▸ **WHAT THE EXERCISE ASKS**: Which lines contain the string "true"? Please list every one of them.

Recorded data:
--- begin ---
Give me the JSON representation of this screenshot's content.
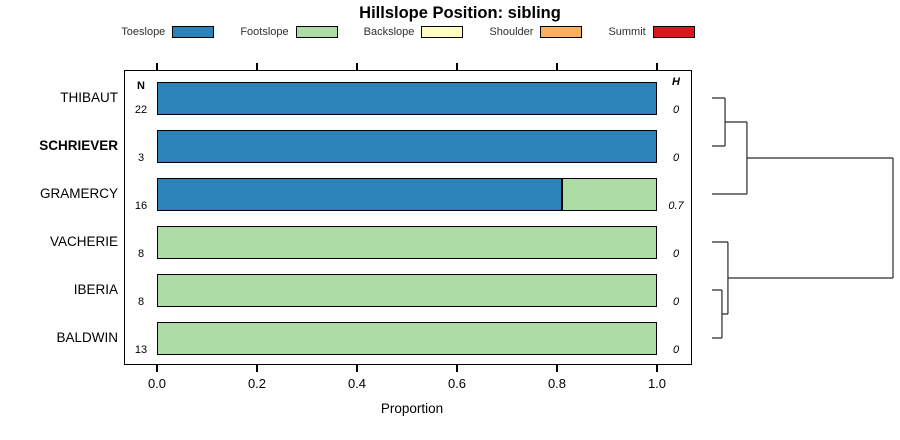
{
  "title": "Hillslope Position: sibling",
  "legend": {
    "items": [
      {
        "label": "Toeslope",
        "color": "#2B83BA"
      },
      {
        "label": "Footslope",
        "color": "#ABDDA4"
      },
      {
        "label": "Backslope",
        "color": "#FFFFBF"
      },
      {
        "label": "Shoulder",
        "color": "#FDAE61"
      },
      {
        "label": "Summit",
        "color": "#D7191C"
      }
    ]
  },
  "columns": {
    "n_header": "N",
    "h_header": "H"
  },
  "rows": [
    {
      "name": "THIBAUT",
      "bold": false,
      "n": "22",
      "h": "0",
      "segments": [
        {
          "class": "Toeslope",
          "proportion": 1.0
        }
      ]
    },
    {
      "name": "SCHRIEVER",
      "bold": true,
      "n": "3",
      "h": "0",
      "segments": [
        {
          "class": "Toeslope",
          "proportion": 1.0
        }
      ]
    },
    {
      "name": "GRAMERCY",
      "bold": false,
      "n": "16",
      "h": "0.7",
      "segments": [
        {
          "class": "Toeslope",
          "proportion": 0.81
        },
        {
          "class": "Footslope",
          "proportion": 0.19
        }
      ]
    },
    {
      "name": "VACHERIE",
      "bold": false,
      "n": "8",
      "h": "0",
      "segments": [
        {
          "class": "Footslope",
          "proportion": 1.0
        }
      ]
    },
    {
      "name": "IBERIA",
      "bold": false,
      "n": "8",
      "h": "0",
      "segments": [
        {
          "class": "Footslope",
          "proportion": 1.0
        }
      ]
    },
    {
      "name": "BALDWIN",
      "bold": false,
      "n": "13",
      "h": "0",
      "segments": [
        {
          "class": "Footslope",
          "proportion": 1.0
        }
      ]
    }
  ],
  "x_axis": {
    "label": "Proportion",
    "ticks": [
      "0.0",
      "0.2",
      "0.4",
      "0.6",
      "0.8",
      "1.0"
    ],
    "range": [
      0,
      1
    ]
  },
  "dendrogram": {
    "merges": [
      [
        "L0",
        "L1",
        0.072
      ],
      [
        "M0",
        "L2",
        0.193
      ],
      [
        "L4",
        "L5",
        0.055
      ],
      [
        "L3",
        "M2",
        0.088
      ],
      [
        "M1",
        "M3",
        1.0
      ]
    ]
  },
  "chart_data": {
    "type": "bar",
    "orientation": "horizontal",
    "stacked": true,
    "title": "Hillslope Position: sibling",
    "xlabel": "Proportion",
    "xlim": [
      0,
      1.07
    ],
    "x_ticks": [
      0.0,
      0.2,
      0.4,
      0.6,
      0.8,
      1.0
    ],
    "categories": [
      "THIBAUT",
      "SCHRIEVER",
      "GRAMERCY",
      "VACHERIE",
      "IBERIA",
      "BALDWIN"
    ],
    "highlighted_category": "SCHRIEVER",
    "series": [
      {
        "name": "Toeslope",
        "color": "#2B83BA",
        "values": [
          1.0,
          1.0,
          0.81,
          0,
          0,
          0
        ]
      },
      {
        "name": "Footslope",
        "color": "#ABDDA4",
        "values": [
          0,
          0,
          0.19,
          1.0,
          1.0,
          1.0
        ]
      },
      {
        "name": "Backslope",
        "color": "#FFFFBF",
        "values": [
          0,
          0,
          0,
          0,
          0,
          0
        ]
      },
      {
        "name": "Shoulder",
        "color": "#FDAE61",
        "values": [
          0,
          0,
          0,
          0,
          0,
          0
        ]
      },
      {
        "name": "Summit",
        "color": "#D7191C",
        "values": [
          0,
          0,
          0,
          0,
          0,
          0
        ]
      }
    ],
    "annotations": {
      "N": [
        22,
        3,
        16,
        8,
        8,
        13
      ],
      "H": [
        0,
        0,
        0.7,
        0,
        0,
        0
      ]
    },
    "legend_position": "top",
    "grid": false,
    "dendrogram_order": [
      "THIBAUT",
      "SCHRIEVER",
      "GRAMERCY",
      "VACHERIE",
      "IBERIA",
      "BALDWIN"
    ],
    "dendrogram_merge_heights": [
      0.072,
      0.193,
      0.055,
      0.088,
      1.0
    ]
  }
}
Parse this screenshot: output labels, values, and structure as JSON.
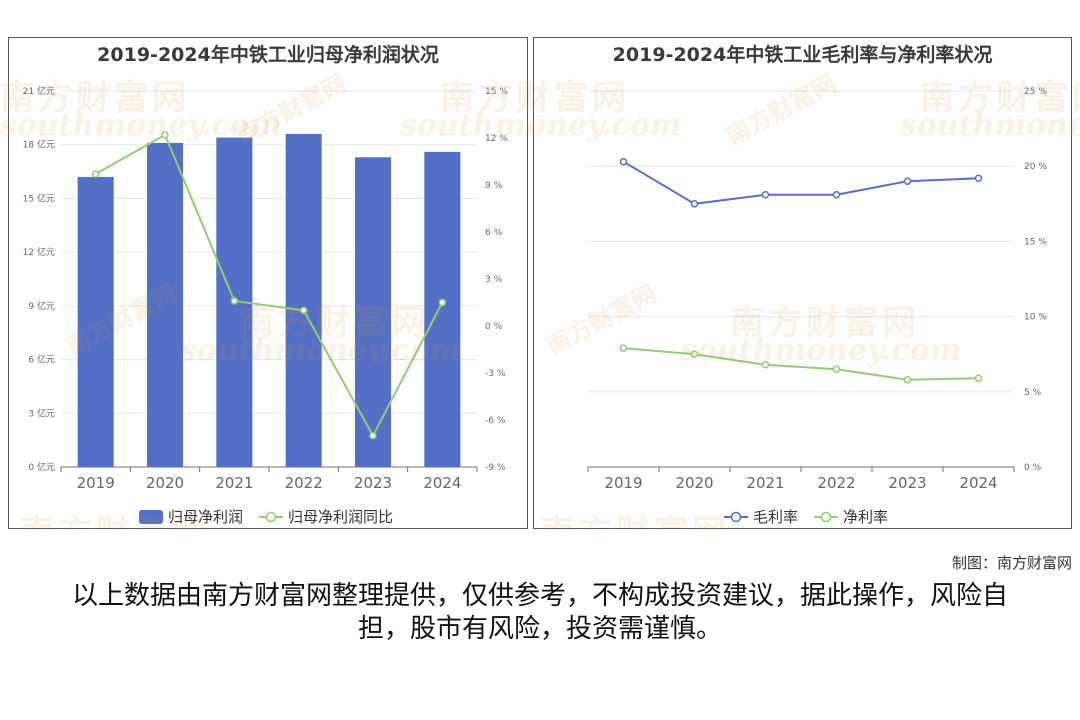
{
  "footer": {
    "credit": "制图：南方财富网",
    "disclaimer": "以上数据由南方财富网整理提供，仅供参考，不构成投资建议，据此操作，风险自担，股市有风险，投资需谨慎。"
  },
  "watermark": {
    "brand": "南方财富网",
    "url": "southmoney.com"
  },
  "colors": {
    "bar": "#5470c6",
    "line_green": "#91cc75",
    "line_blue": "#5470c6",
    "axis_text": "#666666"
  },
  "chart_data": [
    {
      "type": "bar",
      "title": "2019-2024年中铁工业归母净利润状况",
      "categories": [
        "2019",
        "2020",
        "2021",
        "2022",
        "2023",
        "2024"
      ],
      "y_left": {
        "ticks": [
          "0 亿元",
          "3 亿元",
          "6 亿元",
          "9 亿元",
          "12 亿元",
          "15 亿元",
          "18 亿元",
          "21 亿元"
        ],
        "ylim": [
          0,
          21
        ]
      },
      "y_right": {
        "ticks": [
          "-9 %",
          "-6 %",
          "-3 %",
          "0 %",
          "3 %",
          "6 %",
          "9 %",
          "12 %",
          "15 %"
        ],
        "ylim": [
          -9,
          15
        ]
      },
      "series": [
        {
          "name": "归母净利润",
          "kind": "bar",
          "axis": "left",
          "values": [
            16.2,
            18.1,
            18.4,
            18.6,
            17.3,
            17.6
          ]
        },
        {
          "name": "归母净利润同比",
          "kind": "line",
          "axis": "right",
          "values": [
            9.7,
            12.2,
            1.6,
            1.0,
            -7.0,
            1.5
          ]
        }
      ],
      "legend": "bottom",
      "grid": true
    },
    {
      "type": "line",
      "title": "2019-2024年中铁工业毛利率与净利率状况",
      "categories": [
        "2019",
        "2020",
        "2021",
        "2022",
        "2023",
        "2024"
      ],
      "y_right": {
        "ticks": [
          "0 %",
          "5 %",
          "10 %",
          "15 %",
          "20 %",
          "25 %"
        ],
        "ylim": [
          0,
          25
        ]
      },
      "series": [
        {
          "name": "毛利率",
          "values": [
            20.3,
            17.5,
            18.1,
            18.1,
            19.0,
            19.2
          ]
        },
        {
          "name": "净利率",
          "values": [
            7.9,
            7.5,
            6.8,
            6.5,
            5.8,
            5.9
          ]
        }
      ],
      "legend": "bottom",
      "grid": true
    }
  ]
}
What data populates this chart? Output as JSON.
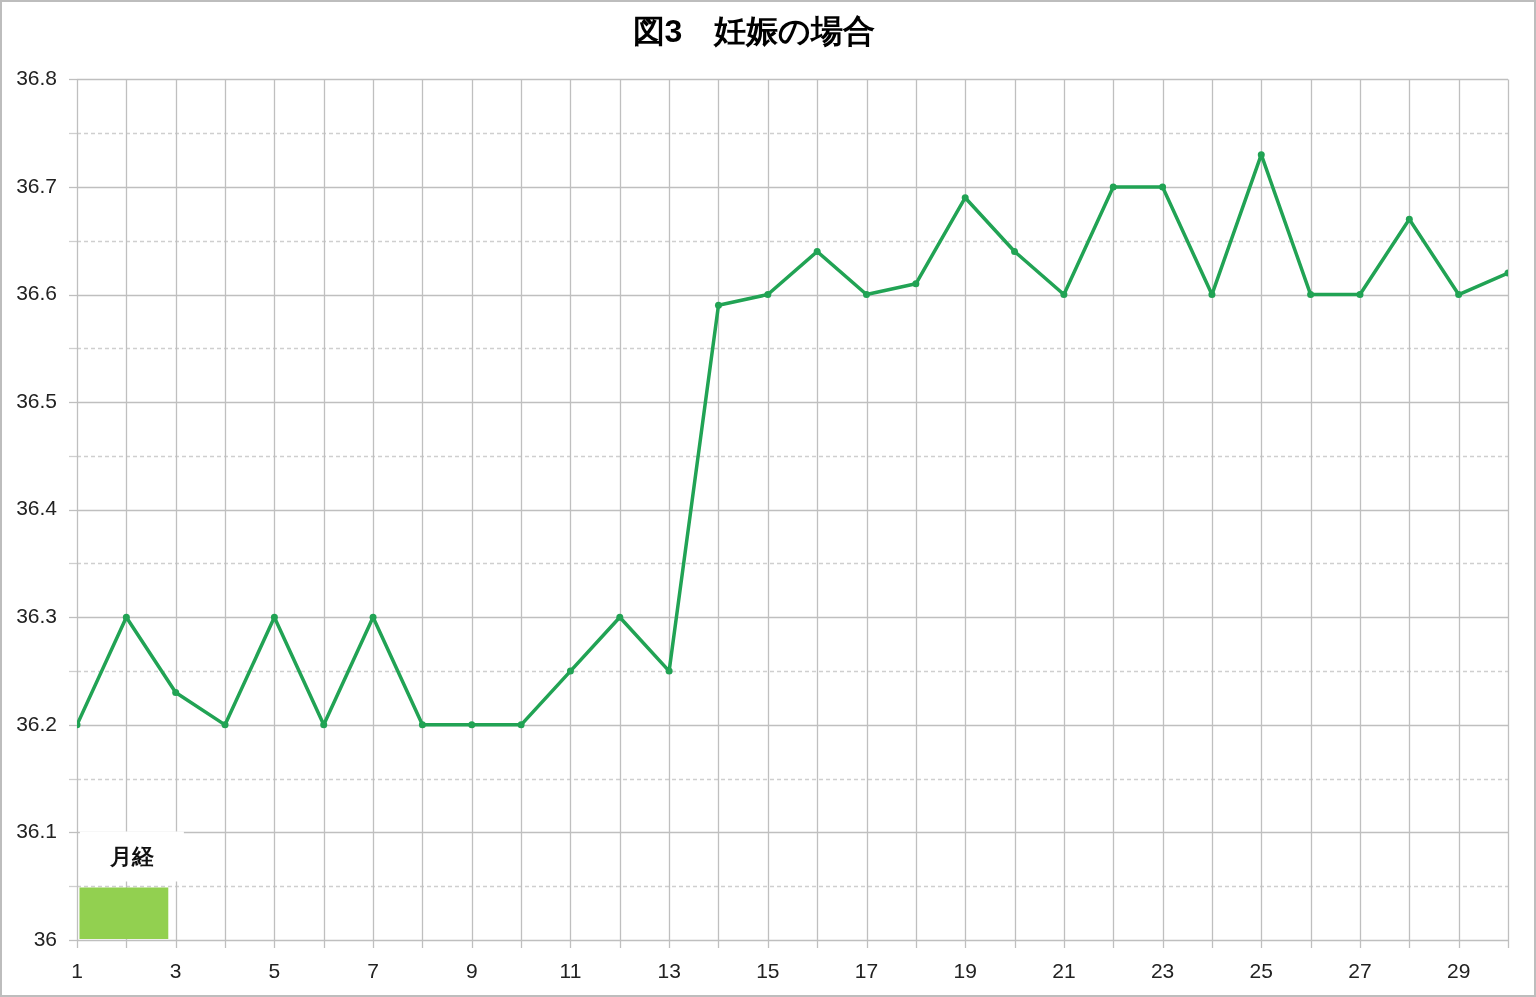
{
  "chart_data": {
    "type": "line",
    "title": "図3　妊娠の場合",
    "x": [
      1,
      2,
      3,
      4,
      5,
      6,
      7,
      8,
      9,
      10,
      11,
      12,
      13,
      14,
      15,
      16,
      17,
      18,
      19,
      20,
      21,
      22,
      23,
      24,
      25,
      26,
      27,
      28,
      29,
      30
    ],
    "values": [
      36.2,
      36.3,
      36.23,
      36.2,
      36.3,
      36.2,
      36.3,
      36.2,
      36.2,
      36.2,
      36.25,
      36.3,
      36.25,
      36.59,
      36.6,
      36.64,
      36.6,
      36.61,
      36.69,
      36.64,
      36.6,
      36.7,
      36.7,
      36.6,
      36.73,
      36.6,
      36.6,
      36.67,
      36.6,
      36.62
    ],
    "color": "#21a354",
    "xlim": [
      1,
      30
    ],
    "xticks": [
      1,
      {
        "value": 2,
        "label": null
      },
      3,
      {
        "value": 4,
        "label": null
      },
      5,
      {
        "value": 6,
        "label": null
      },
      7,
      {
        "value": 8,
        "label": null
      },
      9,
      {
        "value": 10,
        "label": null
      },
      11,
      {
        "value": 12,
        "label": null
      },
      13,
      {
        "value": 14,
        "label": null
      },
      15,
      {
        "value": 16,
        "label": null
      },
      17,
      {
        "value": 18,
        "label": null
      },
      19,
      {
        "value": 20,
        "label": null
      },
      21,
      {
        "value": 22,
        "label": null
      },
      23,
      {
        "value": 24,
        "label": null
      },
      25,
      {
        "value": 26,
        "label": null
      },
      27,
      {
        "value": 28,
        "label": null
      },
      29,
      {
        "value": 30,
        "label": null
      }
    ],
    "ylim": [
      36,
      36.8
    ],
    "yticks": [
      36,
      {
        "value": 36.05,
        "label": null
      },
      36.1,
      {
        "value": 36.15,
        "label": null
      },
      36.2,
      {
        "value": 36.25,
        "label": null
      },
      36.3,
      {
        "value": 36.35,
        "label": null
      },
      36.4,
      {
        "value": 36.45,
        "label": null
      },
      36.5,
      {
        "value": 36.55,
        "label": null
      },
      36.6,
      {
        "value": 36.65,
        "label": null
      },
      36.7,
      {
        "value": 36.75,
        "label": null
      },
      36.8
    ],
    "grid": true,
    "marker": "circle",
    "line_style": "solid",
    "bands": [
      {
        "axis": "x",
        "from": 1.05,
        "to": 2.85,
        "label": "月経",
        "color": "#92d050"
      }
    ]
  }
}
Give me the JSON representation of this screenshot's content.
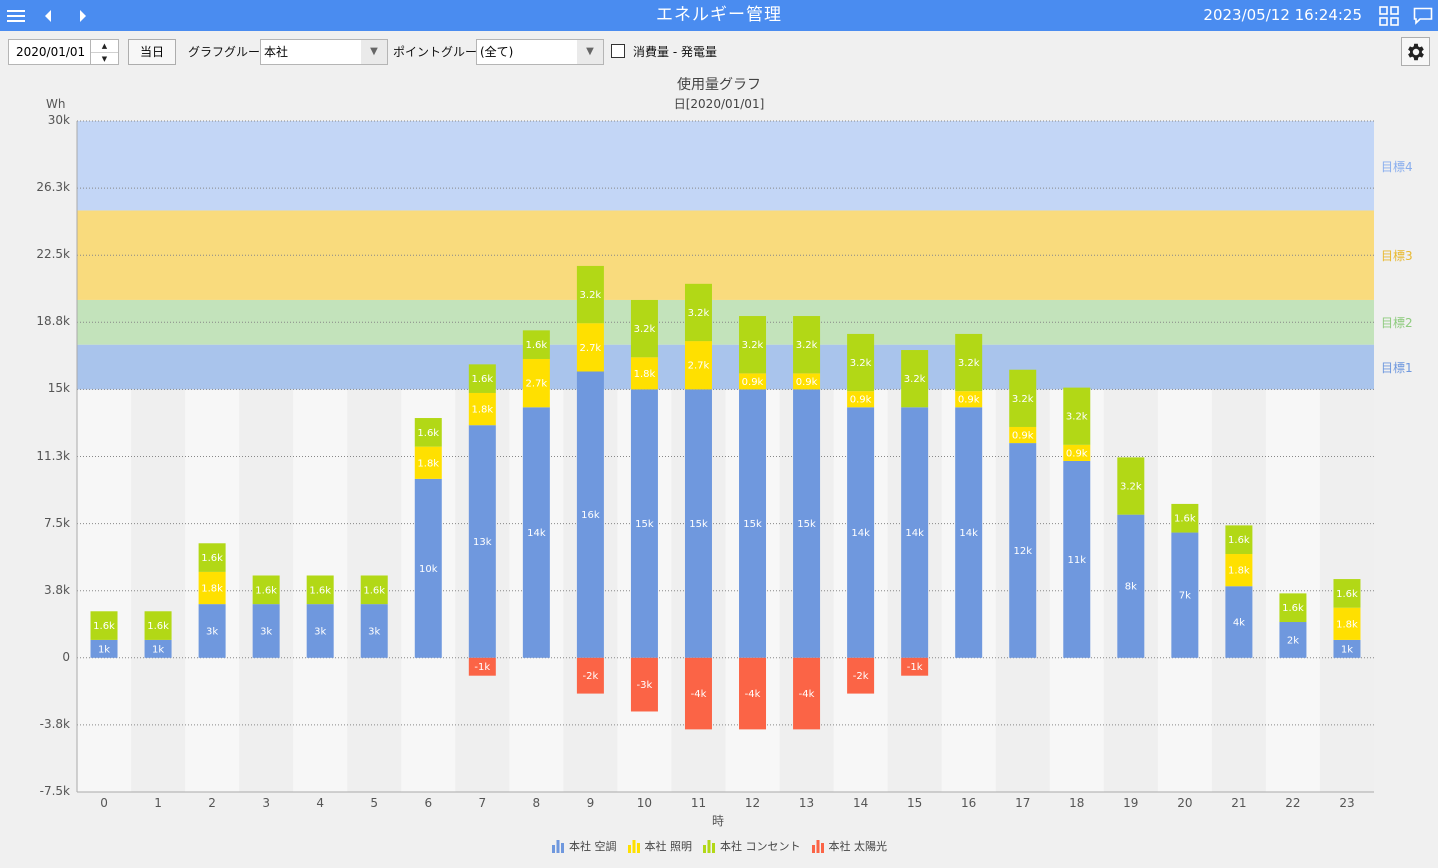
--- end ---
▸ **WORKED SOLUTION**:
      "bold": true,
    "stacked": true,
      "grid": true
      "grid": true
    "grid": true,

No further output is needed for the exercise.